* TASK DETAILS *
Each line containing the word "ground" should be found and copied.
════════════════
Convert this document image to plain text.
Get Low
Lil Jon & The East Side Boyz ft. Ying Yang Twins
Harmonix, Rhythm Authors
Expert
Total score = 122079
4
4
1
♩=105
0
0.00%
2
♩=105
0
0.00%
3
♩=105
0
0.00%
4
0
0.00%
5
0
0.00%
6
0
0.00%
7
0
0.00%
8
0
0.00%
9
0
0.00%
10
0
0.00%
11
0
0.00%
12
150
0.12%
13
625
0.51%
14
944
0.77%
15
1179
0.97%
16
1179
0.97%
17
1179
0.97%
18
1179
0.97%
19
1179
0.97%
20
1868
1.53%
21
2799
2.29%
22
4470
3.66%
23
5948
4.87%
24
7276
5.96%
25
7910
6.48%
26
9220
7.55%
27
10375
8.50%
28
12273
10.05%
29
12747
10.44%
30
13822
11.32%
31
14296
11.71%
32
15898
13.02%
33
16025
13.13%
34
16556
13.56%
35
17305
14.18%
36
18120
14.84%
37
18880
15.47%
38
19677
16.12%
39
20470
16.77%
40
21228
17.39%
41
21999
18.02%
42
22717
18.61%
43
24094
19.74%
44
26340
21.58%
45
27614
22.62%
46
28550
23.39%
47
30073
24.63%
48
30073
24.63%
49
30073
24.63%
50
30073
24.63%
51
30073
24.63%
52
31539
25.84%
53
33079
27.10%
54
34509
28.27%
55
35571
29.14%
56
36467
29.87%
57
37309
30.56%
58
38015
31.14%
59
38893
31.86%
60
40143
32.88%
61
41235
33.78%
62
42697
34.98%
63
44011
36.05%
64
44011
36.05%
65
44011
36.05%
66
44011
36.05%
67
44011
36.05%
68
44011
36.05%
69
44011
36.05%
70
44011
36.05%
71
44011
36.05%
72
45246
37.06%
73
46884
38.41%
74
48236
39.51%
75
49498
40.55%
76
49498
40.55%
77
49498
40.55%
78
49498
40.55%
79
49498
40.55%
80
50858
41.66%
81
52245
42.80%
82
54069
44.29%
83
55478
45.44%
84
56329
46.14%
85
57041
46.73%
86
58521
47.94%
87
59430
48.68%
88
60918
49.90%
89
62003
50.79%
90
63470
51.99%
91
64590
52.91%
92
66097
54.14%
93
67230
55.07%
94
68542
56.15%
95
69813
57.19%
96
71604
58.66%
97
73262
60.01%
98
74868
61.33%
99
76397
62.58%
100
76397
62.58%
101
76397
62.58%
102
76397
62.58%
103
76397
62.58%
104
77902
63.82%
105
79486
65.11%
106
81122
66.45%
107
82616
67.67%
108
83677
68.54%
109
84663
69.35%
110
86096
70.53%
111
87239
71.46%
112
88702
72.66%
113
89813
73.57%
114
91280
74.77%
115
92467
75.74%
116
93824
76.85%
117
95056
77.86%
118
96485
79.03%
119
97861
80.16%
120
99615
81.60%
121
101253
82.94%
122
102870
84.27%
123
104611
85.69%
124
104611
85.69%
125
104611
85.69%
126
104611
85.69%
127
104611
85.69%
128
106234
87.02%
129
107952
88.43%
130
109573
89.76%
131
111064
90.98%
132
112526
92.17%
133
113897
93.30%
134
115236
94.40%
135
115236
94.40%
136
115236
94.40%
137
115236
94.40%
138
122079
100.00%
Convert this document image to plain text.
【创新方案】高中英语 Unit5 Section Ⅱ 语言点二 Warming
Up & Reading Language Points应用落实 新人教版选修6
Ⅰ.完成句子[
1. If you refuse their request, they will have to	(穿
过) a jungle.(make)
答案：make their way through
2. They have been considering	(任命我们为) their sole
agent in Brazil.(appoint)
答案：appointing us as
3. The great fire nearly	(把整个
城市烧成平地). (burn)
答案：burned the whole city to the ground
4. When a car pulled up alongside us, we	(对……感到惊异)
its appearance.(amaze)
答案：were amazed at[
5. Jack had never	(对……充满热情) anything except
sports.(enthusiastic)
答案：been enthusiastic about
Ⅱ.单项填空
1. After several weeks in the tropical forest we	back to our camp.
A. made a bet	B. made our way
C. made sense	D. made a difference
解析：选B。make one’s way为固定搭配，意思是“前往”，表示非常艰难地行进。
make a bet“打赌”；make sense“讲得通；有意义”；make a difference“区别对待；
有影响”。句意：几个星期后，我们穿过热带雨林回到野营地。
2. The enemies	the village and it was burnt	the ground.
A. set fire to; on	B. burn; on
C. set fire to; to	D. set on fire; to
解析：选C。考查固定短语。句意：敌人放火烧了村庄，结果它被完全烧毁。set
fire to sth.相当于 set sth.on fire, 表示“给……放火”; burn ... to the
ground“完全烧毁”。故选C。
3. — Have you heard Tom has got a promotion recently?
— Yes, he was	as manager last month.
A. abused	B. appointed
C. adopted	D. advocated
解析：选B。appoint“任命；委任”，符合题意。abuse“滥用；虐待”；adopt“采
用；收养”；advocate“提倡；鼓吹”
════════════════
* TASK OUTPUT *
答案：burned the whole city to the ground
2. The enemies	the village and it was burnt	the ground.
ground“完全烧毁”。故选C。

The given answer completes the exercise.